━━━ Records for this exercise

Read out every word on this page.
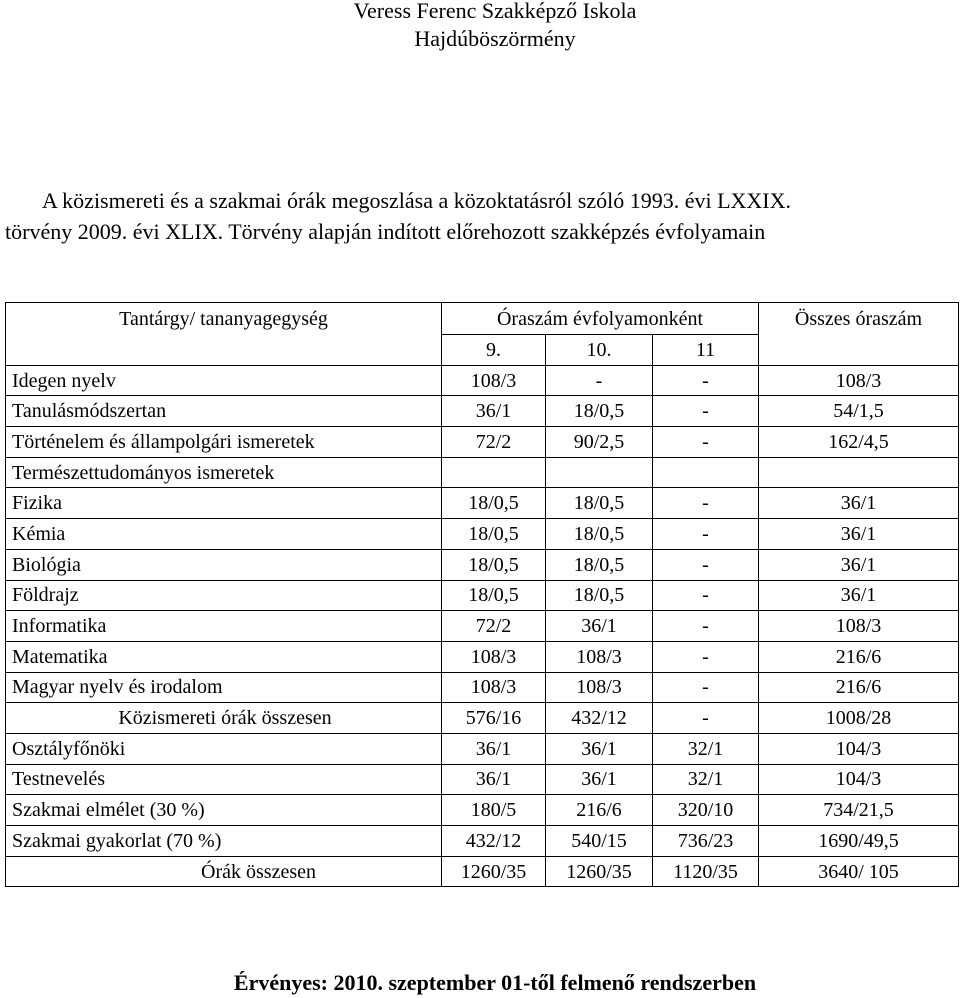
Veress Ferenc Szakképző Iskola
Hajdúböszörmény
A közismereti és a szakmai órák megoszlása a közoktatásról szóló 1993. évi LXXIX.
törvény 2009. évi XLIX. Törvény alapján indított előrehozott szakképzés évfolyamain
Tantárgy/ tananyagegység	Óraszám évfolyamonként			Összes óraszám
	9.	10.	11	
Idegen nyelv	108/3	-	-	108/3
Tanulásmódszertan	36/1	18/0,5	-	54/1,5
Történelem és állampolgári ismeretek	72/2	90/2,5	-	162/4,5
Természettudományos ismeretek				
Fizika	18/0,5	18/0,5	-	36/1
Kémia	18/0,5	18/0,5	-	36/1
Biológia	18/0,5	18/0,5	-	36/1
Földrajz	18/0,5	18/0,5	-	36/1
Informatika	72/2	36/1	-	108/3
Matematika	108/3	108/3	-	216/6
Magyar nyelv és irodalom	108/3	108/3	-	216/6
Közismereti órák összesen	576/16	432/12	-	1008/28
Osztályfőnöki	36/1	36/1	32/1	104/3
Testnevelés	36/1	36/1	32/1	104/3
Szakmai elmélet (30 %)	180/5	216/6	320/10	734/21,5
Szakmai gyakorlat (70 %)	432/12	540/15	736/23	1690/49,5
Órák összesen	1260/35	1260/35	1120/35	3640/ 105
Érvényes: 2010. szeptember 01-től felmenő rendszerben
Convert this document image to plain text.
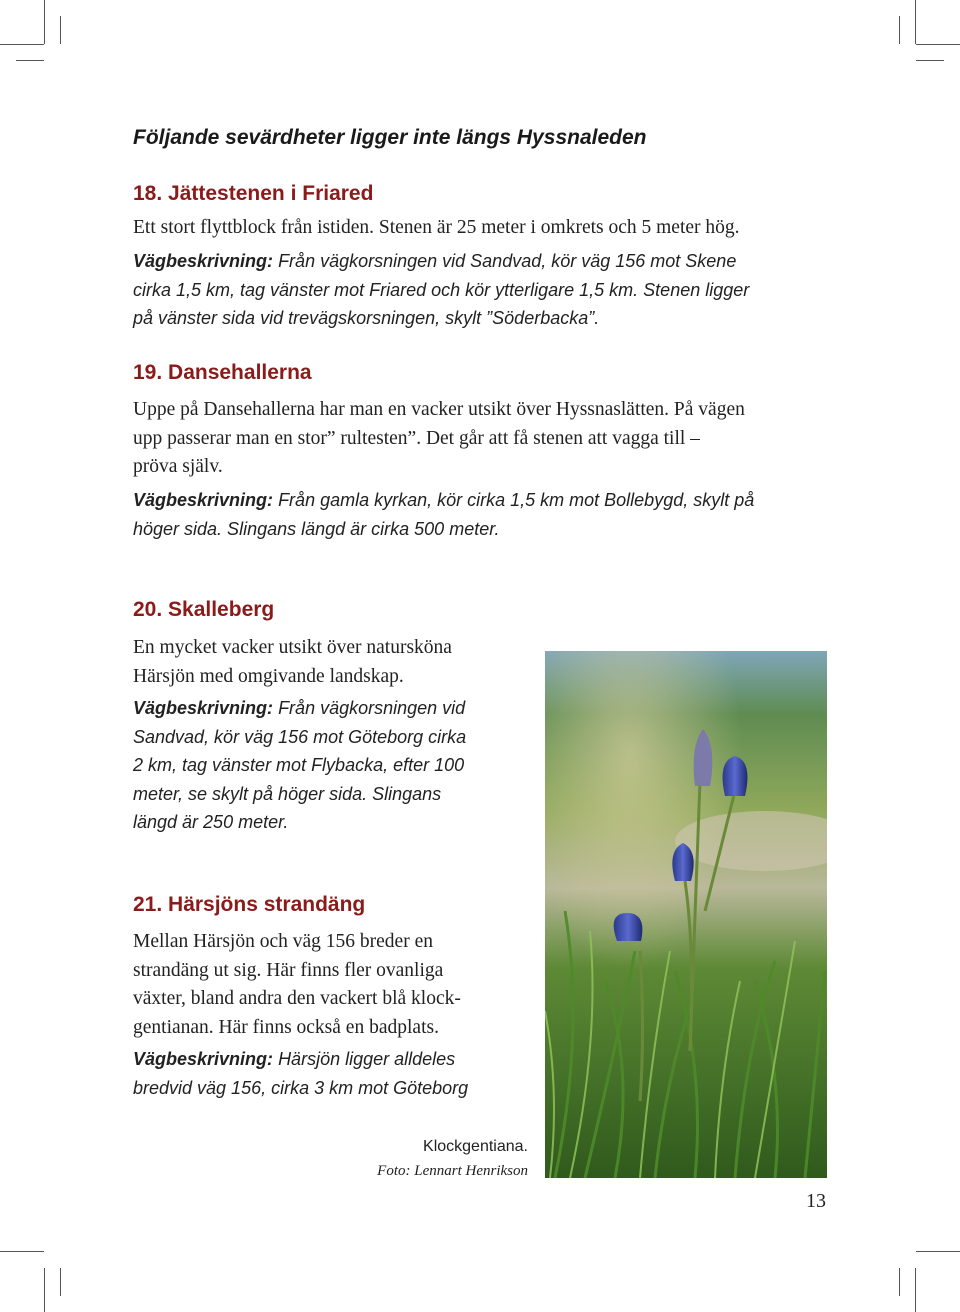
Följande sevärdheter ligger inte längs Hyssnaleden
18. Jättestenen i Friared

Ett stort flyttblock från istiden. Stenen är 25 meter i omkrets och 5 meter hög.

Vägbeskrivning: Från vägkorsningen vid Sandvad, kör väg 156 mot Skene
cirka 1,5 km, tag vänster mot Friared och kör ytterligare 1,5 km. Stenen ligger
på vänster sida vid trevägskorsningen, skylt ”Söderbacka”.

19. Dansehallerna

Uppe på Dansehallerna har man en vacker utsikt över Hyssnaslätten. På vägen
upp passerar man en stor” rultesten”. Det går att få stenen att vagga till –
pröva själv.

Vägbeskrivning: Från gamla kyrkan, kör cirka 1,5 km mot Bollebygd, skylt på
höger sida. Slingans längd är cirka 500 meter.

20. Skalleberg

En mycket vacker utsikt över natursköna
Härsjön med omgivande landskap.

Vägbeskrivning: Från vägkorsningen vid
Sandvad, kör väg 156 mot Göteborg cirka
2 km, tag vänster mot Flybacka, efter 100
meter, se skylt på höger sida. Slingans
längd är 250 meter.

21. Härsjöns strandäng

Mellan Härsjön och väg 156 breder en
strandäng ut sig. Här finns fler ovanliga
växter, bland andra den vackert blå klock-
gentianan. Här finns också en badplats.

Vägbeskrivning: Härsjön ligger alldeles
bredvid väg 156, cirka 3 km mot Göteborg

Klockgentiana.

Foto: Lennart Henrikson

13
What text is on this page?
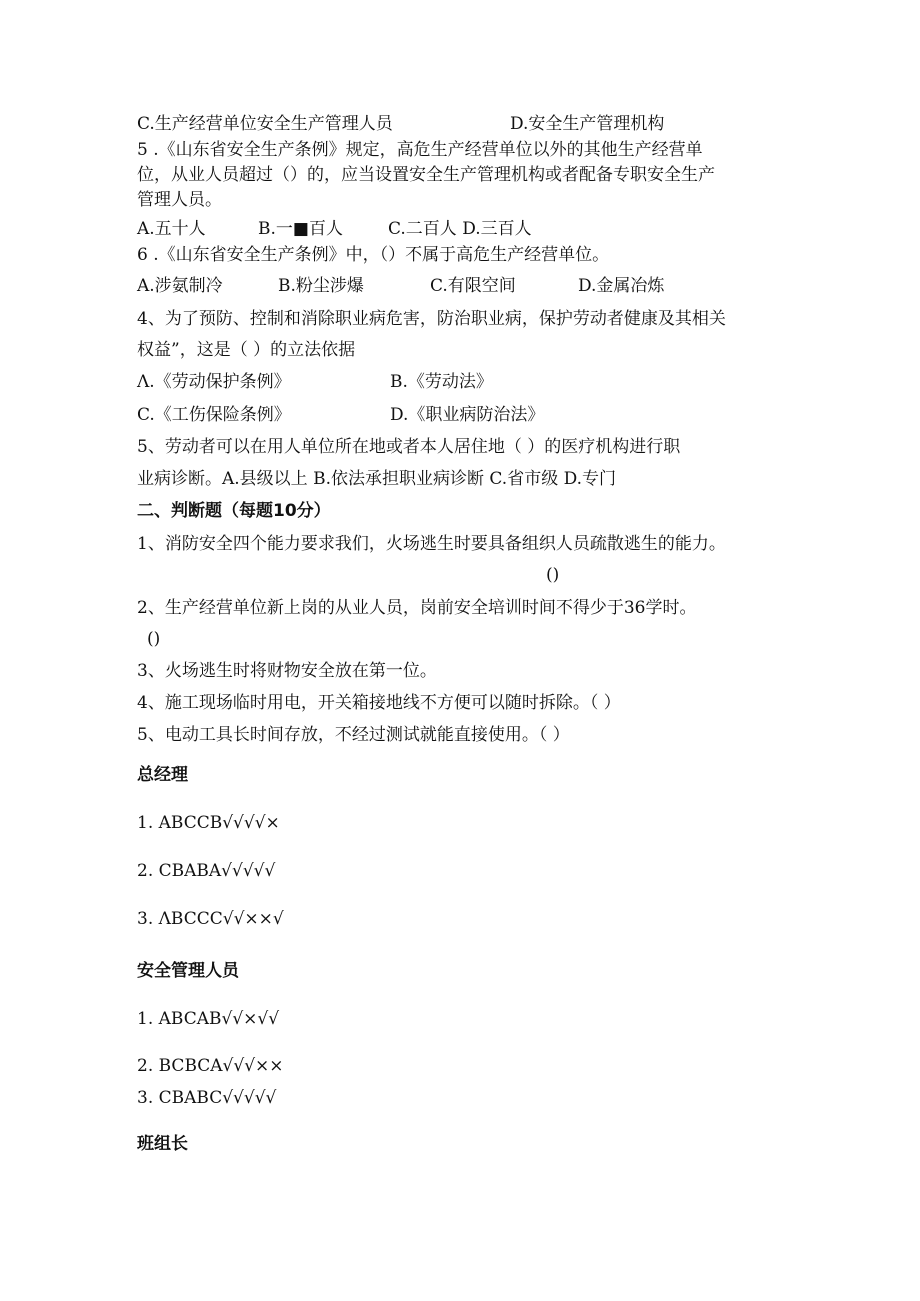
C.生产经营单位安全生产管理人员	D.安全生产管理机构
5 .《山东省安全生产条例》规定，高危生产经营单位以外的其他生产经营单
位，从业人员超过（）的，应当设置安全生产管理机构或者配备专职安全生产
管理人员。
A.五十人	B.一■百人	C.二百人 D.三百人
6 .《山东省安全生产条例》中，（）不属于高危生产经营单位。
A.涉氨制冷	B.粉尘涉爆	C.有限空间	D.金属冶炼
4、为了预防、控制和消除职业病危害，防治职业病，保护劳动者健康及其相关
权益”，这是（ ）的立法依据
Λ.《劳动保护条例》	B.《劳动法》
C.《工伤保险条例》	D.《职业病防治法》
5、劳动者可以在用人单位所在地或者本人居住地（ ）的医疗机构进行职
业病诊断。A.县级以上 B.依法承担职业病诊断 C.省市级 D.专门
二、判断题（每题10分）
1、消防安全四个能力要求我们，火场逃生时要具备组织人员疏散逃生的能力。
()
2、生产经营单位新上岗的从业人员，岗前安全培训时间不得少于36学时。
()
3、火场逃生时将财物安全放在第一位。
4、施工现场临时用电，开关箱接地线不方便可以随时拆除。（ ）
5、电动工具长时间存放，不经过测试就能直接使用。（ ）
总经理
1. ABCCB√√√√×
2. CBABA√√√√√
3. ΛBCCC√√××√
安全管理人员
1. ABCAB√√×√√
2. BCBCA√√√××
3. CBABC√√√√√
班组长
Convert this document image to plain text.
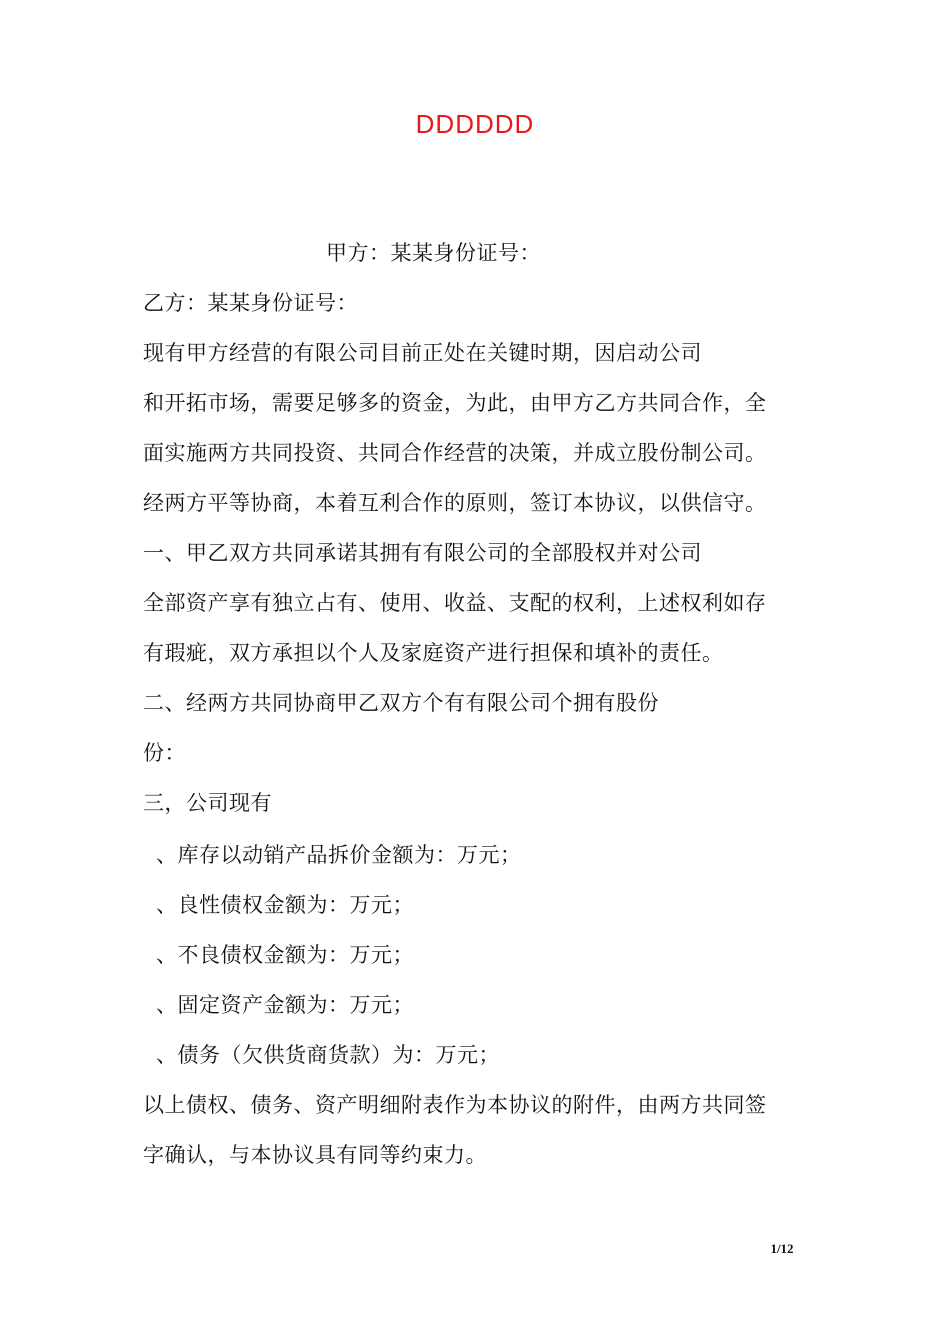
DDDDDD
甲方：某某身份证号：
乙方：某某身份证号：
现有甲方经营的有限公司目前正处在关键时期，因启动公司
和开拓市场，需要足够多的资金，为此，由甲方乙方共同合作，全
面实施两方共同投资、共同合作经营的决策，并成立股份制公司。
经两方平等协商，本着互利合作的原则，签订本协议，以供信守。
一、甲乙双方共同承诺其拥有有限公司的全部股权并对公司
全部资产享有独立占有、使用、收益、支配的权利，上述权利如存
有瑕疵，双方承担以个人及家庭资产进行担保和填补的责任。
二、经两方共同协商甲乙双方个有有限公司个拥有股份
份：
三，公司现有
、库存以动销产品拆价金额为：万元；
、良性债权金额为：万元；
、不良债权金额为：万元；
、固定资产金额为：万元；
、债务（欠供货商货款）为：万元；
以上债权、债务、资产明细附表作为本协议的附件，由两方共同签
字确认，与本协议具有同等约束力。
1/12
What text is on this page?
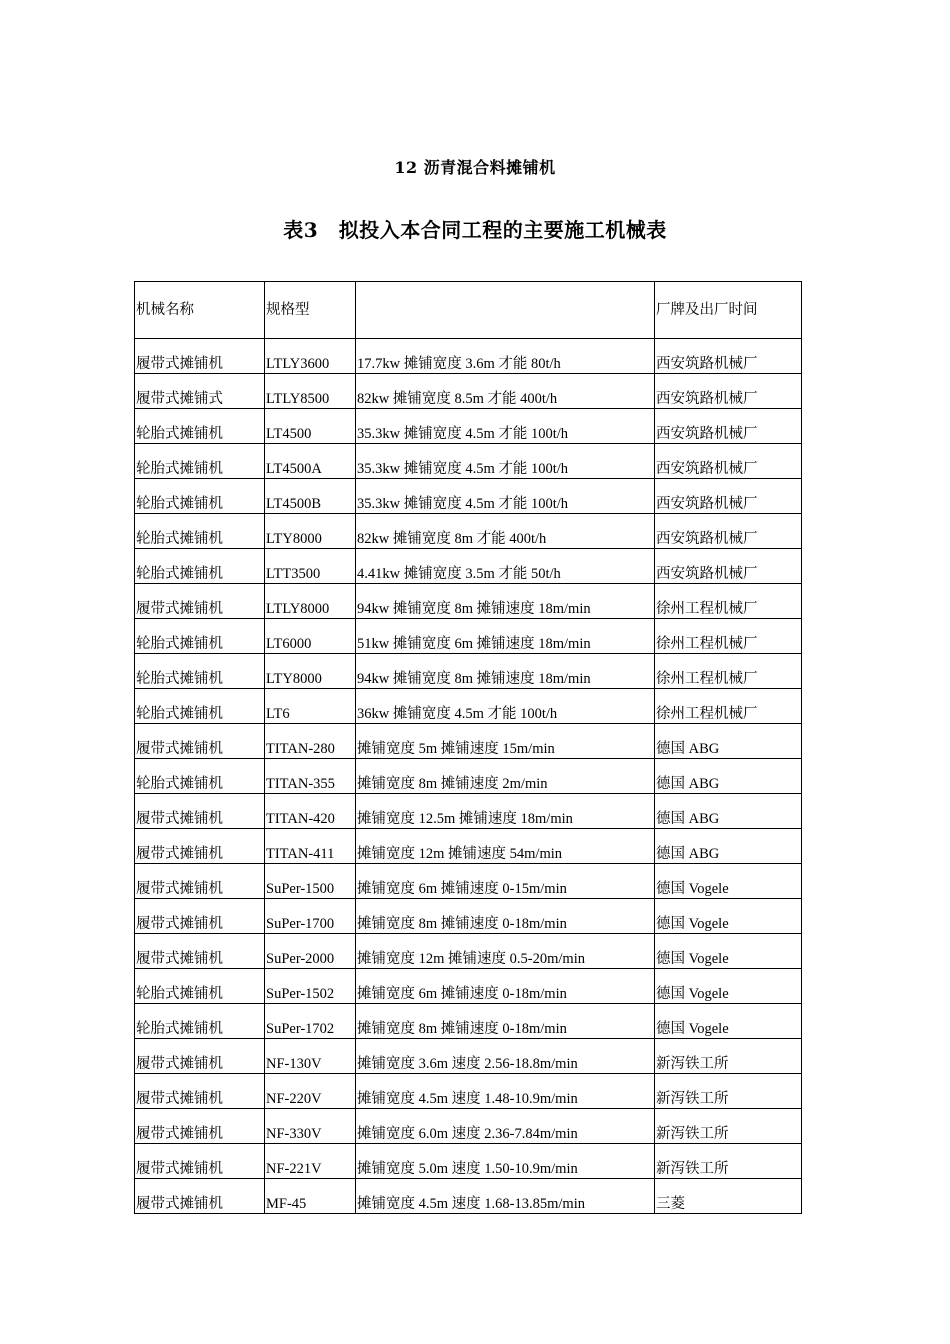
12 沥青混合料摊铺机
表3　拟投入本合同工程的主要施工机械表
机械名称	规格型		厂牌及出厂时间
履带式摊铺机	LTLY3600	17.7kw 摊铺宽度 3.6m 才能 80t/h	西安筑路机械厂
履带式摊铺式	LTLY8500	82kw 摊铺宽度 8.5m 才能 400t/h	西安筑路机械厂
轮胎式摊铺机	LT4500	35.3kw 摊铺宽度 4.5m 才能 100t/h	西安筑路机械厂
轮胎式摊铺机	LT4500A	35.3kw 摊铺宽度 4.5m 才能 100t/h	西安筑路机械厂
轮胎式摊铺机	LT4500B	35.3kw 摊铺宽度 4.5m 才能 100t/h	西安筑路机械厂
轮胎式摊铺机	LTY8000	82kw 摊铺宽度 8m 才能 400t/h	西安筑路机械厂
轮胎式摊铺机	LTT3500	4.41kw 摊铺宽度 3.5m 才能 50t/h	西安筑路机械厂
履带式摊铺机	LTLY8000	94kw 摊铺宽度 8m 摊铺速度 18m/min	徐州工程机械厂
轮胎式摊铺机	LT6000	51kw 摊铺宽度 6m 摊铺速度 18m/min	徐州工程机械厂
轮胎式摊铺机	LTY8000	94kw 摊铺宽度 8m 摊铺速度 18m/min	徐州工程机械厂
轮胎式摊铺机	LT6	36kw 摊铺宽度 4.5m 才能 100t/h	徐州工程机械厂
履带式摊铺机	TITAN-280	摊铺宽度 5m 摊铺速度 15m/min	德国 ABG
轮胎式摊铺机	TITAN-355	摊铺宽度 8m 摊铺速度 2m/min	德国 ABG
履带式摊铺机	TITAN-420	摊铺宽度 12.5m 摊铺速度 18m/min	德国 ABG
履带式摊铺机	TITAN-411	摊铺宽度 12m 摊铺速度 54m/min	德国 ABG
履带式摊铺机	SuPer-1500	摊铺宽度 6m 摊铺速度 0-15m/min	德国 Vogele
履带式摊铺机	SuPer-1700	摊铺宽度 8m 摊铺速度 0-18m/min	德国 Vogele
履带式摊铺机	SuPer-2000	摊铺宽度 12m 摊铺速度 0.5-20m/min	德国 Vogele
轮胎式摊铺机	SuPer-1502	摊铺宽度 6m 摊铺速度 0-18m/min	德国 Vogele
轮胎式摊铺机	SuPer-1702	摊铺宽度 8m 摊铺速度 0-18m/min	德国 Vogele
履带式摊铺机	NF-130V	摊铺宽度 3.6m 速度 2.56-18.8m/min	新泻铁工所
履带式摊铺机	NF-220V	摊铺宽度 4.5m 速度 1.48-10.9m/min	新泻铁工所
履带式摊铺机	NF-330V	摊铺宽度 6.0m 速度 2.36-7.84m/min	新泻铁工所
履带式摊铺机	NF-221V	摊铺宽度 5.0m 速度 1.50-10.9m/min	新泻铁工所
履带式摊铺机	MF-45	摊铺宽度 4.5m 速度 1.68-13.85m/min	三菱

━━━━━━

(What is asked)
How many lines in the records above contain the word "西安筑路机械厂"? Reply with the number alone.

(Reply)
7